[REQUEST]
Look through the entries below and count the lines with the word "растительности" in them; give only the number.

· · · · ·

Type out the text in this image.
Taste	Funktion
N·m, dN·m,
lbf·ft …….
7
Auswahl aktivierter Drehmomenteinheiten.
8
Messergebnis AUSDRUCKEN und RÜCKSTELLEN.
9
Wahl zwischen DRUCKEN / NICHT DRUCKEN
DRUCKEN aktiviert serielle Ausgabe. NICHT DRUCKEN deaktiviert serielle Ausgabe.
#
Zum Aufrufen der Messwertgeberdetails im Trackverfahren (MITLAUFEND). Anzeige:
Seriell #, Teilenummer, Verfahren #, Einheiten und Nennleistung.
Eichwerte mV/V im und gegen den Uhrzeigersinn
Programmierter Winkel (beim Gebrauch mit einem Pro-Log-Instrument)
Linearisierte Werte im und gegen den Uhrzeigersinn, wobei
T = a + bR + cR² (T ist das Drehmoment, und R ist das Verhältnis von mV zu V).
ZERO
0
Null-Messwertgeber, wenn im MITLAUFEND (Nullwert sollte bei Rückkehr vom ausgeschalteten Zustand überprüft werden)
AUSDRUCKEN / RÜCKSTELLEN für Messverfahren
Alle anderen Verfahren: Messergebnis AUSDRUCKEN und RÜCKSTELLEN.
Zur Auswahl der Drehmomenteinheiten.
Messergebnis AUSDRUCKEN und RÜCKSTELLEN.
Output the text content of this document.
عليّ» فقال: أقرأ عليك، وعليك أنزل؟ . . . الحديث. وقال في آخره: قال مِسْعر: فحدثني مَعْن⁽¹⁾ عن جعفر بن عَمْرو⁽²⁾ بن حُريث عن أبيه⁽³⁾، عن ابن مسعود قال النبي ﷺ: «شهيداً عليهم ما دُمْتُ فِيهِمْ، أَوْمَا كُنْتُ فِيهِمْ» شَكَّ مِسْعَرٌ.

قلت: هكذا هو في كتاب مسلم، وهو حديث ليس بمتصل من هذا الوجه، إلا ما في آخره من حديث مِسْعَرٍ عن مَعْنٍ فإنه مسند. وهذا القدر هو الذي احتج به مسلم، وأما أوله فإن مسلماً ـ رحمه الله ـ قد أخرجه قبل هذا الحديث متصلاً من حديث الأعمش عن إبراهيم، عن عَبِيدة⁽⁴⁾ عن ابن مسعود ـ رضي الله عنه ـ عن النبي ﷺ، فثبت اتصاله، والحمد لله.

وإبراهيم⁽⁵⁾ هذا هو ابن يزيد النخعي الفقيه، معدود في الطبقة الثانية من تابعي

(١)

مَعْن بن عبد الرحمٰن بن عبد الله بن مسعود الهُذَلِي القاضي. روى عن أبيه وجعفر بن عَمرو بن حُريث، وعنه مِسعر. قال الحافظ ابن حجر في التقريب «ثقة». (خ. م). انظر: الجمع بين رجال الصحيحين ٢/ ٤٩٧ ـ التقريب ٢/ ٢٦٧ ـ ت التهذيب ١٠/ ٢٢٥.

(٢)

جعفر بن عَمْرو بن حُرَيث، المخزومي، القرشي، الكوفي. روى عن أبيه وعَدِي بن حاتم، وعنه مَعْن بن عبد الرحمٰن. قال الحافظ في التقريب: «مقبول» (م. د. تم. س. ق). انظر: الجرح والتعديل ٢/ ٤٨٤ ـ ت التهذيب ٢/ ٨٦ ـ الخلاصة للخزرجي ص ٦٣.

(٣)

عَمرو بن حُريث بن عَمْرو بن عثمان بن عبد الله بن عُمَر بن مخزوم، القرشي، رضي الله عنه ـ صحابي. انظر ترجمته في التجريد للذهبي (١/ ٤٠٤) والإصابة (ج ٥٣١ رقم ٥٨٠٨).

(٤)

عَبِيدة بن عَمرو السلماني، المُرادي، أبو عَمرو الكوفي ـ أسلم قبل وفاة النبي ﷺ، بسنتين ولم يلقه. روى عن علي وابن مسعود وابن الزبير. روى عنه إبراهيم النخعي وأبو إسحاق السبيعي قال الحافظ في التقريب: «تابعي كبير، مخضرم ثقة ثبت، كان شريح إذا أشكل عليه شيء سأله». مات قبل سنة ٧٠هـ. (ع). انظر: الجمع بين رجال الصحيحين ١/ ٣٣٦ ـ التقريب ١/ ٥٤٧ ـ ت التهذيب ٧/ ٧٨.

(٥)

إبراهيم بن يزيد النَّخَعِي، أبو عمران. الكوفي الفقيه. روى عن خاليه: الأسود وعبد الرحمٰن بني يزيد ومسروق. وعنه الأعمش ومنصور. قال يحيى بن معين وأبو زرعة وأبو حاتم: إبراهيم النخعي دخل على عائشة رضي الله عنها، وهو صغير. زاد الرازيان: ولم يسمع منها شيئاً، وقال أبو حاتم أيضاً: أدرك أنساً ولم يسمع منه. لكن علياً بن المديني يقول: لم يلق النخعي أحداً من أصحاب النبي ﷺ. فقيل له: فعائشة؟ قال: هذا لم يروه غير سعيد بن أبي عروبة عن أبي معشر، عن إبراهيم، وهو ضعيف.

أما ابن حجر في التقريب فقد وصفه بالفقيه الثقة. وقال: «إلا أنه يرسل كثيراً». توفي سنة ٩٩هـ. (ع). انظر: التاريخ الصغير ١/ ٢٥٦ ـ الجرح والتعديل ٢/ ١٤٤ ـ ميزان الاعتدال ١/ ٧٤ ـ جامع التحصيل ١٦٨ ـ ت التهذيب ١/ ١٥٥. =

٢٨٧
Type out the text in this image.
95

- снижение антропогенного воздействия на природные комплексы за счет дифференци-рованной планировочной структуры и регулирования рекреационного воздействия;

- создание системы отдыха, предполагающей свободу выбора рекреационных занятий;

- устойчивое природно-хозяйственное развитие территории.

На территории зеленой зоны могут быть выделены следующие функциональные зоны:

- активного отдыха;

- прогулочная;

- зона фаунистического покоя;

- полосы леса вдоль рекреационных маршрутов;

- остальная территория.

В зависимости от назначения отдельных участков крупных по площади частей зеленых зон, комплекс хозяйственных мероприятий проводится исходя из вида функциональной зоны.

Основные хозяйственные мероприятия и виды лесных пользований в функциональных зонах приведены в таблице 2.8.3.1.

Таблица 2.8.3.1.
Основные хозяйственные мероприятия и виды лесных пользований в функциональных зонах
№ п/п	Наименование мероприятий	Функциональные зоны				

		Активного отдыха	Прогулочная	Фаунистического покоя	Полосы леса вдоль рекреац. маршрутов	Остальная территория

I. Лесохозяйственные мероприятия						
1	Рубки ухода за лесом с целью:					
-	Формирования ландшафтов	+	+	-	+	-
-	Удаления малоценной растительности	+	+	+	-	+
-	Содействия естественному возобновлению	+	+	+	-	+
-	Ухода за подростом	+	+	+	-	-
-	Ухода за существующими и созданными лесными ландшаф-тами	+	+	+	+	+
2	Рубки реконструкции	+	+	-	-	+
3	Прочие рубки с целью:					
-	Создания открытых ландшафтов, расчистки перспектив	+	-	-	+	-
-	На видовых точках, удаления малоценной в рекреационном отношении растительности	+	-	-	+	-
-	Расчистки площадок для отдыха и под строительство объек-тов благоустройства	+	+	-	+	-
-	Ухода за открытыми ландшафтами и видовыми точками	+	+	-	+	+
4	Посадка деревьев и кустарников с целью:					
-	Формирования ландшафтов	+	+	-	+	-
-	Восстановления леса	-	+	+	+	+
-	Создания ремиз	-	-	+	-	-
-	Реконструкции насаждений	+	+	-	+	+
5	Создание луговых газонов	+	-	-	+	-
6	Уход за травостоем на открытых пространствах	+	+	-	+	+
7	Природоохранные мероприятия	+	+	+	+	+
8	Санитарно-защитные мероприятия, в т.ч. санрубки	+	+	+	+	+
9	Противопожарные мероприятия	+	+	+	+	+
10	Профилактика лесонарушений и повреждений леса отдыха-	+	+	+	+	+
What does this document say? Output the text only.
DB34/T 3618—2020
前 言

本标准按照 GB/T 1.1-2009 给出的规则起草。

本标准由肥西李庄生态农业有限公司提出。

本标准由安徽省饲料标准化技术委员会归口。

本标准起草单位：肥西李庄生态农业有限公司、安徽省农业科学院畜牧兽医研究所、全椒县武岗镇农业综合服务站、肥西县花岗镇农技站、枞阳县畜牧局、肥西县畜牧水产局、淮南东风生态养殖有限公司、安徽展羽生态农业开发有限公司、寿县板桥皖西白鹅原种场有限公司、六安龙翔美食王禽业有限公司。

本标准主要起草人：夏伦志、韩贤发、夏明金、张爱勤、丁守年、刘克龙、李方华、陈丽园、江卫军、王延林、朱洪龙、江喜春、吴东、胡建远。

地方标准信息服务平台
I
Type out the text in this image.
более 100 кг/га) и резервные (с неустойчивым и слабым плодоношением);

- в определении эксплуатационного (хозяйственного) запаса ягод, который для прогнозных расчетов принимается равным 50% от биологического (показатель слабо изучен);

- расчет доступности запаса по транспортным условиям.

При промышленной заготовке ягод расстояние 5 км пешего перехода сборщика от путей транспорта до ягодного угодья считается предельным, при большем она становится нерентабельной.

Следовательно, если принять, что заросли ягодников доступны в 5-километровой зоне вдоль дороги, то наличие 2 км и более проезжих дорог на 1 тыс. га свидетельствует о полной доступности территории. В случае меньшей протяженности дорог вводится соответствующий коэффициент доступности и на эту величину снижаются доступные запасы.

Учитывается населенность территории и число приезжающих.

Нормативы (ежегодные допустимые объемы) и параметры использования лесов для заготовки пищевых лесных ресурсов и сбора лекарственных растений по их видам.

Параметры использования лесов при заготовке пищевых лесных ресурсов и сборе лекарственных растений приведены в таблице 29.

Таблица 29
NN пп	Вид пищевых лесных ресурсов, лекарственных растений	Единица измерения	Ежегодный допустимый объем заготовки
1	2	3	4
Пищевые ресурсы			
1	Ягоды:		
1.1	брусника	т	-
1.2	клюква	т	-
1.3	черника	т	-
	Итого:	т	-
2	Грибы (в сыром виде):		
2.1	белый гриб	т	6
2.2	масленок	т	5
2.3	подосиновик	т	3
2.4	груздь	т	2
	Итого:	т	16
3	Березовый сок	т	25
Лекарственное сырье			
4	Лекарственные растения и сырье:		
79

· · · · ·

[COMPLETE OUTPUT]
2